Ladies and Gentlemen,
human trafficking is an affront to human dignity and a gross violation of the human rights of victims, particularly women and girls. It has also become a major feature of transnational organized crime.
Because of its complexity, human trafficking demands a diversified and multidisciplinary strategy at the national, regional and international levels. We are therefore pleased by the attention the General Assembly has dedicated to this subject by adopting the Global Plan of Action against Trafficking in Persons.
Italy aligns itself with the statement that will be delivered by the European Union. Let me just add few words to present what we are doing at the national level on this issue.
Combating trafficking in human beings and protecting the victims has been a long-term priority for Italy. Since the adoption of a comprehensive new immigration law in 1998, Italy’s main focus has been on prevention, demand reduction, victim support and protection, anti-discrimination measures, and strengthened law enforcement and judicial cooperation.

### Available data
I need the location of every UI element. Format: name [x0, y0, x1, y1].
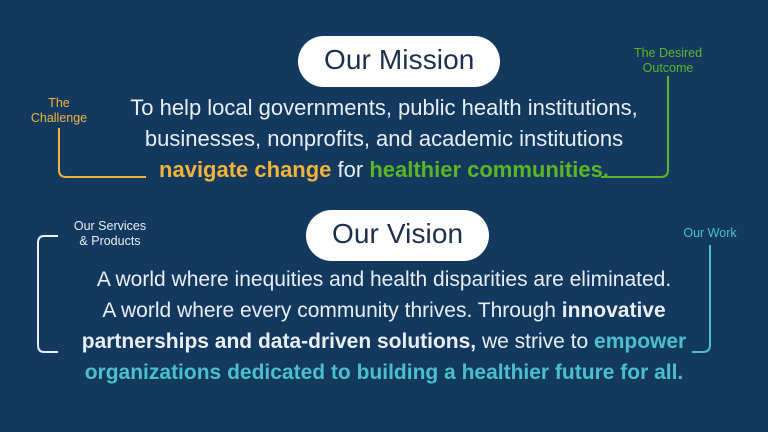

### Task description
In the speech on human trafficking above, please state the year in which Italy adopted its comprehensive new immigration law.

### Answer to the problem
1998